Monday 22 June 2009

'a puzzle to be solved'

The Execution
by Hugo Wilcken

I didn't know what I was going to do but I seemed to be doing it anyway.

The clarion call of the existential thriller. Hugo Wilcken's debut novel, published in 2001, centres around Matthew Bourne (no, not the choreographer responsible for that all-male Swan Lake), a high flyer within a human rights agency. He seems to be very much in control of his life with a long term partner and daughter, his success at work resulting in a high-profile case in which he hopes to save a political prisoner from the death penalty. As he's told in the opening chapter a case like this could provide him with the one thing that might be said to be missing from his life: meaning.

It's a strange feeling when you've played a part in saving someone's life. Almost like you've saved your own.

Even as he sits down to work on the strategy for the campaign with his colleague Christian the event happens that will change the trajectory of his life. A phone call informs Christian that his wife has been killed in an accident and Bourne, seeing how incapable the news has rendered him, offers to drive him to the hospital in Oxford. What he doesn't expect is to be the man who is asked to identify the body after Christian breaks down in the hospital.

She was lying on the trolley, two white sheets draped over her...The morgue assistant wheeled the body over to us, then removed the sheets from her face...A long, faint scratch mark crossed her high forehead diagonally from left to right, like a line drawn across a page to strike it out.

This is a strange enough experience on its own but it becomes just the first of many, all of which seem to take place in an atmosphere of growing menace and cruelty. As Bourne attempts to focus on the task of saving a man's life in another country his own life begins to unravel. An affair begins after a chance meeting at a party, the detached tone of the prose keeping any passion well covered. But the cracks in his own relationship at home are there beforehand and skilfully evoked by Wilcken. Bourne's daughter becomes an almost sinister presence, her innocent utterings appearing to carry huge significance. There are times when any parent might go through a phase of not getting on so well with their child but for Bourne it feels far more poisonous. His partner Marianne, who is French conducts more and more conversations with her daughter in her native tongue, excluding Bourne from their content. His daughter screams loudly when he tries to pick her up and often makes statements which leave him baffled, are they innocent or not? Throughout the book a teddy bear, that most childish of objects, becomes a huge symbol. The stitching attaching its neck comes loose, gradually unravelling as the book progresses. What could serve at first as a reminder of Bourne's work to save a man from execution comes to symbolise something else when that work occupies less and less of his thoughts; the disintegration of his family.

**DATA UNDER STUDY:**
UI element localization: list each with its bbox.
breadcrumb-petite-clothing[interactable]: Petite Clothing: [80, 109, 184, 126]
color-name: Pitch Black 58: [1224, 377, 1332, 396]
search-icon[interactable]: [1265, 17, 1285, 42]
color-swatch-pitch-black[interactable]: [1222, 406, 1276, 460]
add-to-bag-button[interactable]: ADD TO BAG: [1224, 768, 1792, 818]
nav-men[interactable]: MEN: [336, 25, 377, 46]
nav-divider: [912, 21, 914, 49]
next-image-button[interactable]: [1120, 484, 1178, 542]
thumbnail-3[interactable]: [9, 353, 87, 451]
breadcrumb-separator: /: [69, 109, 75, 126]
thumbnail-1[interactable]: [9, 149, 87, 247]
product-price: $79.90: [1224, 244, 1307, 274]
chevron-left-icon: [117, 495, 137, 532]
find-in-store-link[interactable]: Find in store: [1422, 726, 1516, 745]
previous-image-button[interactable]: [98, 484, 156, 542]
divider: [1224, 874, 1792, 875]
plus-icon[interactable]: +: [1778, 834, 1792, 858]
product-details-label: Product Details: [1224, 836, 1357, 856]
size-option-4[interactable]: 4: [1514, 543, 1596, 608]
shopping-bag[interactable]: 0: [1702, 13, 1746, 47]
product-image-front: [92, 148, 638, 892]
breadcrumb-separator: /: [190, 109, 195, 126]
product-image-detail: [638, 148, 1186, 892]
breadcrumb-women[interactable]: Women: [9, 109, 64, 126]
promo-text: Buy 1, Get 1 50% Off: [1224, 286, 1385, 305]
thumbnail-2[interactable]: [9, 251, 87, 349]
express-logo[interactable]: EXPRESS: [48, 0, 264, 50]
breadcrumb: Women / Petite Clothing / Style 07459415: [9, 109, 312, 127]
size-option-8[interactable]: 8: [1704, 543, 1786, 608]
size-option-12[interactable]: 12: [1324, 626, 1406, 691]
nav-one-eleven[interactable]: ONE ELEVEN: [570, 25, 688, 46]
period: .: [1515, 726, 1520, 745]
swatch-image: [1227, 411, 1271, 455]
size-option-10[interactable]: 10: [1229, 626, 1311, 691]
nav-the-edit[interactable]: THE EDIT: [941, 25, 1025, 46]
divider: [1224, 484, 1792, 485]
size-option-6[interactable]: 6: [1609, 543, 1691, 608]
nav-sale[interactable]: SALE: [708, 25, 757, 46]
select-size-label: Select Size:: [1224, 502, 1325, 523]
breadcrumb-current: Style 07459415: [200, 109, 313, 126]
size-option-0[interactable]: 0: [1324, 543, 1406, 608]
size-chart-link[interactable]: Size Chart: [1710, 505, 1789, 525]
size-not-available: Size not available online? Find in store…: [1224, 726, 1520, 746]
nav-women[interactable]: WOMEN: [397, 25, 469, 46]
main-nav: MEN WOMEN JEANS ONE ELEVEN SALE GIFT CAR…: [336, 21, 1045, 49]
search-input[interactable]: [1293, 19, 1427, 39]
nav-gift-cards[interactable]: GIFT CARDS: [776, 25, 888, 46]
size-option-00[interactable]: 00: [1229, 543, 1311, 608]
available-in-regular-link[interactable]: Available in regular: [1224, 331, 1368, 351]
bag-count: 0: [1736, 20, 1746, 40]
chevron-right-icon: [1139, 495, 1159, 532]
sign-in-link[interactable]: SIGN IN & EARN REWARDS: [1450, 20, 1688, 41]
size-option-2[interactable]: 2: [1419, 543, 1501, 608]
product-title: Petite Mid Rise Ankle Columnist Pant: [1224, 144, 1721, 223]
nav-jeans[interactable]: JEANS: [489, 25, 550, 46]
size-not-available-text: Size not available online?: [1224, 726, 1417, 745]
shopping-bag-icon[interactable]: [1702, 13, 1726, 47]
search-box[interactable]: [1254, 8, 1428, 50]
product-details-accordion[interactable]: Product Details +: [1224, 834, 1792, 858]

**WORK INSTRUCTIONS:**
A. Retype the part of The Execution review between "It's a strange" and "strike it out.", inclusive.
B. Pick up the review of The Execution after its final sentence and keep writing it.

**OUTPUTS BY TASK:**
A.
It's a strange feeling when you've played a part in saving someone's life. Almost like you've saved your own.

Even as he sits down to work on the strategy for the campaign with his colleague Christian the event happens that will change the trajectory of his life. A phone call informs Christian that his wife has been killed in an accident and Bourne, seeing how incapable the news has rendered him, offers to drive him to the hospital in Oxford. What he doesn't expect is to be the man who is asked to identify the body after Christian breaks down in the hospital.

She was lying on the trolley, two white sheets draped over her...The morgue assistant wheeled the body over to us, then removed the sheets from her face...A long, faint scratch mark crossed her high forehead diagonally from left to right, like a line drawn across a page to strike it out.

B.
I sit at my desk and wonder what it must be like for him, in a prison cell and preparing to die. Would there be a constant tension and anxiety or would that dissipate after a while? Would it come and go? Would there be hope? Would you end up getting used to the situation, in the way that ordinary people can seemingly get used to anything.

Bourne has his own shocks to get used to and Wilcken creates an unnerving atmosphere around him. As the cover suggests it has the drive of a thriller but the uncertainty of a far more philosophical novel. It isn't a particularly optimistic view of life, neither the men (cold, heartless) nor the women (ruthless, deceitful) come out of it particularly well and even the child, as I have said above, casts a long shadow, so its a book which might leave a bitter taste in your mouth. But it's certainly an interesting début and shows the beginnings of the skill with which Wilcken was able to produce such a suffocating and uncertain atmosphere in his second novel, Colony.

When Hugo got in contact to thank me for reviewing Colony I took the opportunity to ask him a few questions. Come back here in a few days and you'll be able to see that interview.


John Self 22 June 2009 at 08:19  

Great stuff William! I'm holding off reading The Execution until I'm in the reading doldrums and need something to perk me up. Coldness notwithstanding, I'm certain it will provide a fine literary boost.

Trevor 22 June 2009 at 12:00  

I just read and reviewed Colony on my blog, and now I'm anxious to read The Execution. Hope to get there soon, and I'm encouraged here.

William Rycroft 22 June 2009 at 12:31  

I think you will both enjoy it, another book which transcends its genre and leaves you thinking about it afterwards. As a form of literary medication John it should be just what the doctor ordered.